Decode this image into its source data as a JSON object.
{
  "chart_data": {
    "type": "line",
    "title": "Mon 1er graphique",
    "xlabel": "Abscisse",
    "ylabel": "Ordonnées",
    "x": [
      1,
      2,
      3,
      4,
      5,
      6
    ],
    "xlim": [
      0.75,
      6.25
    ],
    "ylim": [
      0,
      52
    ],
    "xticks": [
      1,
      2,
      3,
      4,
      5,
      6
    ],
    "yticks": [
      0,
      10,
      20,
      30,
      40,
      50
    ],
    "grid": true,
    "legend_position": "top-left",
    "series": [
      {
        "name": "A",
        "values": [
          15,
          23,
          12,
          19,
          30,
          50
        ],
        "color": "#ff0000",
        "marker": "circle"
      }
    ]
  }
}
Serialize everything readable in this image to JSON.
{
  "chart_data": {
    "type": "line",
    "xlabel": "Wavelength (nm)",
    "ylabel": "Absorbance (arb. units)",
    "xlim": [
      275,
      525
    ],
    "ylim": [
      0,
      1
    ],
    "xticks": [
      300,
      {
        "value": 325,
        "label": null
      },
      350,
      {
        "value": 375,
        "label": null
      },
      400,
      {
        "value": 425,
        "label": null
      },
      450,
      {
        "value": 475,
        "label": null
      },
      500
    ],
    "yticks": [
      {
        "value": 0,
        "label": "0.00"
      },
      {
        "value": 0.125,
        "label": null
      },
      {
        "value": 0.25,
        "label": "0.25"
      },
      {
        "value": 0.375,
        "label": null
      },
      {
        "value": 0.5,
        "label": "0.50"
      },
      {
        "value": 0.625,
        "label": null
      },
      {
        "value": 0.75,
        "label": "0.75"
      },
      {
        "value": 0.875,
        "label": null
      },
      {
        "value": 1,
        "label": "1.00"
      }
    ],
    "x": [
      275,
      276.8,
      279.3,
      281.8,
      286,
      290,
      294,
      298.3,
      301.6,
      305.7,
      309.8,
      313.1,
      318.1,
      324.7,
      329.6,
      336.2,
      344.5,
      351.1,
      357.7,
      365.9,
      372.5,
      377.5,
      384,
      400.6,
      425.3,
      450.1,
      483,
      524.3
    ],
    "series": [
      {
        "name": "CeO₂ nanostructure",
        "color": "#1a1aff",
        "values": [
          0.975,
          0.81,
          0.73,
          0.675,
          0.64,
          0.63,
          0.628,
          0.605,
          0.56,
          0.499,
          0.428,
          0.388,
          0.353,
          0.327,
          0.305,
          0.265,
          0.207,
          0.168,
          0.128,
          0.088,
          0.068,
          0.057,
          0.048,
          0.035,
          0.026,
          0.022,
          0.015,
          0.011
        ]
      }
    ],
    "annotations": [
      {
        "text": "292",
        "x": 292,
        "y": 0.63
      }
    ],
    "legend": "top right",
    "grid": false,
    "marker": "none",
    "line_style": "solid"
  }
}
· · · ·
■ WORK TO BE COMPLETED ■
Please restate the data word for word, every record included.

■ ANSWER TO THE EXERCISE ■
Decode this image into its source data as a JSON object.
{
  "chart_data": {
    "type": "line",
    "title": "Mon 1er graphique",
    "xlabel": "Abscisse",
    "ylabel": "Ordonnées",
    "x": [
      1,
      2,
      3,
      4,
      5,
      6
    ],
    "xlim": [
      0.75,
      6.25
    ],
    "ylim": [
      0,
      52
    ],
    "xticks": [
      1,
      2,
      3,
      4,
      5,
      6
    ],
    "yticks": [
      0,
      10,
      20,
      30,
      40,
      50
    ],
    "grid": true,
    "legend_position": "top-left",
    "series": [
      {
        "name": "A",
        "values": [
          15,
          23,
          12,
          19,
          30,
          50
        ],
        "color": "#ff0000",
        "marker": "circle"
      }
    ]
  }
}
Serialize everything readable in this image to JSON.
{
  "chart_data": {
    "type": "line",
    "xlabel": "Wavelength (nm)",
    "ylabel": "Absorbance (arb. units)",
    "xlim": [
      275,
      525
    ],
    "ylim": [
      0,
      1
    ],
    "xticks": [
      300,
      {
        "value": 325,
        "label": null
      },
      350,
      {
        "value": 375,
        "label": null
      },
      400,
      {
        "value": 425,
        "label": null
      },
      450,
      {
        "value": 475,
        "label": null
      },
      500
    ],
    "yticks": [
      {
        "value": 0,
        "label": "0.00"
      },
      {
        "value": 0.125,
        "label": null
      },
      {
        "value": 0.25,
        "label": "0.25"
      },
      {
        "value": 0.375,
        "label": null
      },
      {
        "value": 0.5,
        "label": "0.50"
      },
      {
        "value": 0.625,
        "label": null
      },
      {
        "value": 0.75,
        "label": "0.75"
      },
      {
        "value": 0.875,
        "label": null
      },
      {
        "value": 1,
        "label": "1.00"
      }
    ],
    "x": [
      275,
      276.8,
      279.3,
      281.8,
      286,
      290,
      294,
      298.3,
      301.6,
      305.7,
      309.8,
      313.1,
      318.1,
      324.7,
      329.6,
      336.2,
      344.5,
      351.1,
      357.7,
      365.9,
      372.5,
      377.5,
      384,
      400.6,
      425.3,
      450.1,
      483,
      524.3
    ],
    "series": [
      {
        "name": "CeO₂ nanostructure",
        "color": "#1a1aff",
        "values": [
          0.975,
          0.81,
          0.73,
          0.675,
          0.64,
          0.63,
          0.628,
          0.605,
          0.56,
          0.499,
          0.428,
          0.388,
          0.353,
          0.327,
          0.305,
          0.265,
          0.207,
          0.168,
          0.128,
          0.088,
          0.068,
          0.057,
          0.048,
          0.035,
          0.026,
          0.022,
          0.015,
          0.011
        ]
      }
    ],
    "annotations": [
      {
        "text": "292",
        "x": 292,
        "y": 0.63
      }
    ],
    "legend": "top right",
    "grid": false,
    "marker": "none",
    "line_style": "solid"
  }
}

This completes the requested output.